Dataset records:
— start —

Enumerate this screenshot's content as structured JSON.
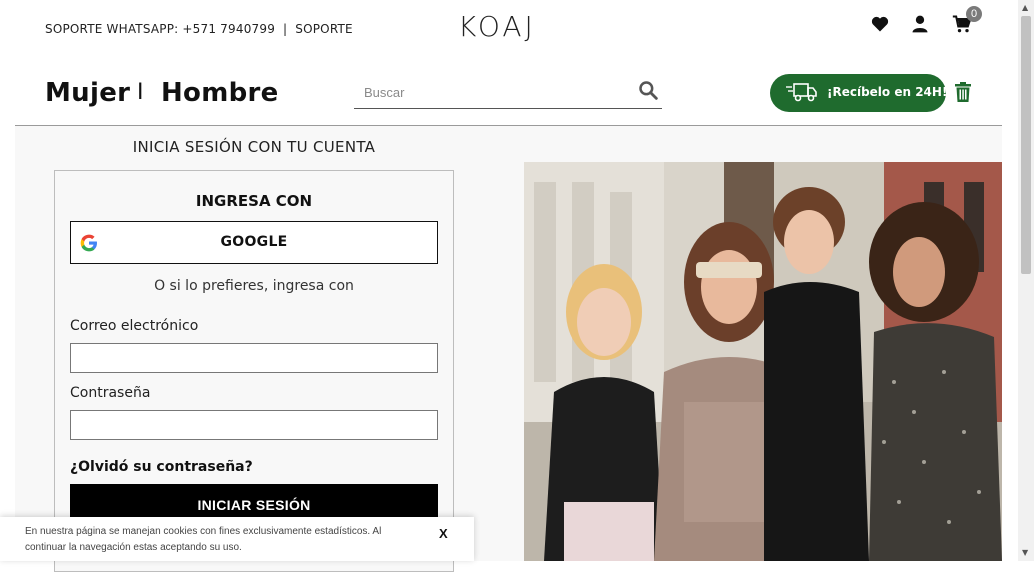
{
  "header": {
    "support_whatsapp": "SOPORTE WHATSAPP: +571 7940799",
    "separator": "|",
    "support_link": "SOPORTE",
    "logo": "KOAJ",
    "cart_count": "0"
  },
  "nav": {
    "mujer": "Mujer",
    "separator": "I",
    "hombre": "Hombre",
    "search_placeholder": "Buscar",
    "delivery_label": "¡Recíbelo en 24H!"
  },
  "login": {
    "page_title": "INICIA SESIÓN CON TU CUENTA",
    "ingresa_con": "INGRESA CON",
    "google_label": "GOOGLE",
    "alt_text": "O si lo prefieres, ingresa con",
    "email_label": "Correo electrónico",
    "email_value": "",
    "password_label": "Contraseña",
    "password_value": "",
    "forgot_label": "¿Olvidó su contraseña?",
    "submit_label": "INICIAR SESIÓN"
  },
  "cookie": {
    "text": "En nuestra página se manejan cookies con fines exclusivamente estadísticos. Al continuar la navegación estas aceptando su uso.",
    "close_label": "X"
  },
  "icons": {
    "wishlist": "heart-icon",
    "account": "user-icon",
    "cart": "cart-icon",
    "search": "search-icon",
    "delivery": "truck-icon",
    "trash": "trash-icon",
    "google": "google-icon"
  },
  "colors": {
    "delivery_green": "#1f6b2e",
    "button_black": "#000000"
  }
}
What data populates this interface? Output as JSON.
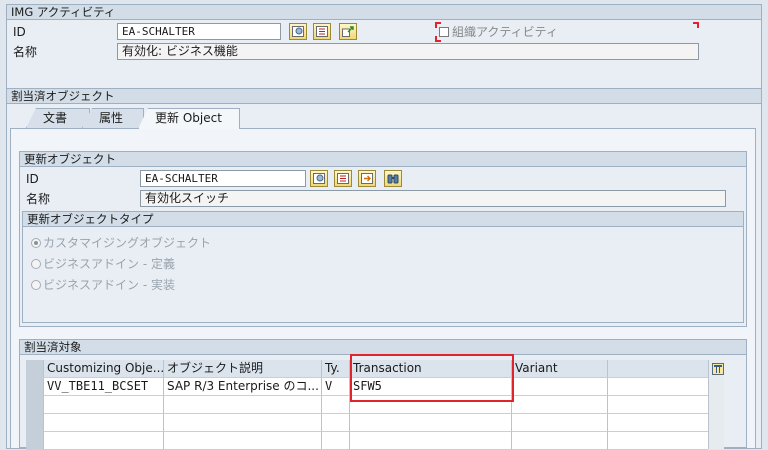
{
  "img_activity": {
    "title": "IMG アクティビティ",
    "id_label": "ID",
    "id_value": "EA-SCHALTER",
    "name_label": "名称",
    "name_value": "有効化: ビジネス機能",
    "org_checkbox_label": "組織アクティビティ"
  },
  "assigned_objects": {
    "title": "割当済オブジェクト",
    "tabs": [
      {
        "label": "文書"
      },
      {
        "label": "属性"
      },
      {
        "label": "更新 Object"
      }
    ]
  },
  "update_object": {
    "title": "更新オブジェクト",
    "id_label": "ID",
    "id_value": "EA-SCHALTER",
    "name_label": "名称",
    "name_value": "有効化スイッチ",
    "type_group_title": "更新オブジェクトタイプ",
    "types": [
      {
        "label": "カスタマイジングオブジェクト",
        "selected": true
      },
      {
        "label": "ビジネスアドイン - 定義",
        "selected": false
      },
      {
        "label": "ビジネスアドイン - 実装",
        "selected": false
      }
    ]
  },
  "assigned_targets": {
    "title": "割当済対象",
    "columns": [
      "Customizing Obje...",
      "オブジェクト説明",
      "Ty.",
      "Transaction",
      "Variant"
    ],
    "rows": [
      [
        "VV_TBE11_BCSET",
        "SAP R/3 Enterprise のコ...",
        "V",
        "SFW5",
        ""
      ]
    ]
  },
  "icons": {
    "display": "display-icon",
    "list": "list-icon",
    "navigate": "navigate-icon",
    "search": "binoculars-icon",
    "table_settings": "table-settings-icon"
  },
  "colors": {
    "highlight": "#e0242c",
    "group_header": "#d3dde8"
  }
}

— end —

Exercise details: Find the lines above that include the string "this" and copy them.

Exercise response:
Enumerate this screenshot's content as structured JSON.
What data populates this interface? Output as JSON.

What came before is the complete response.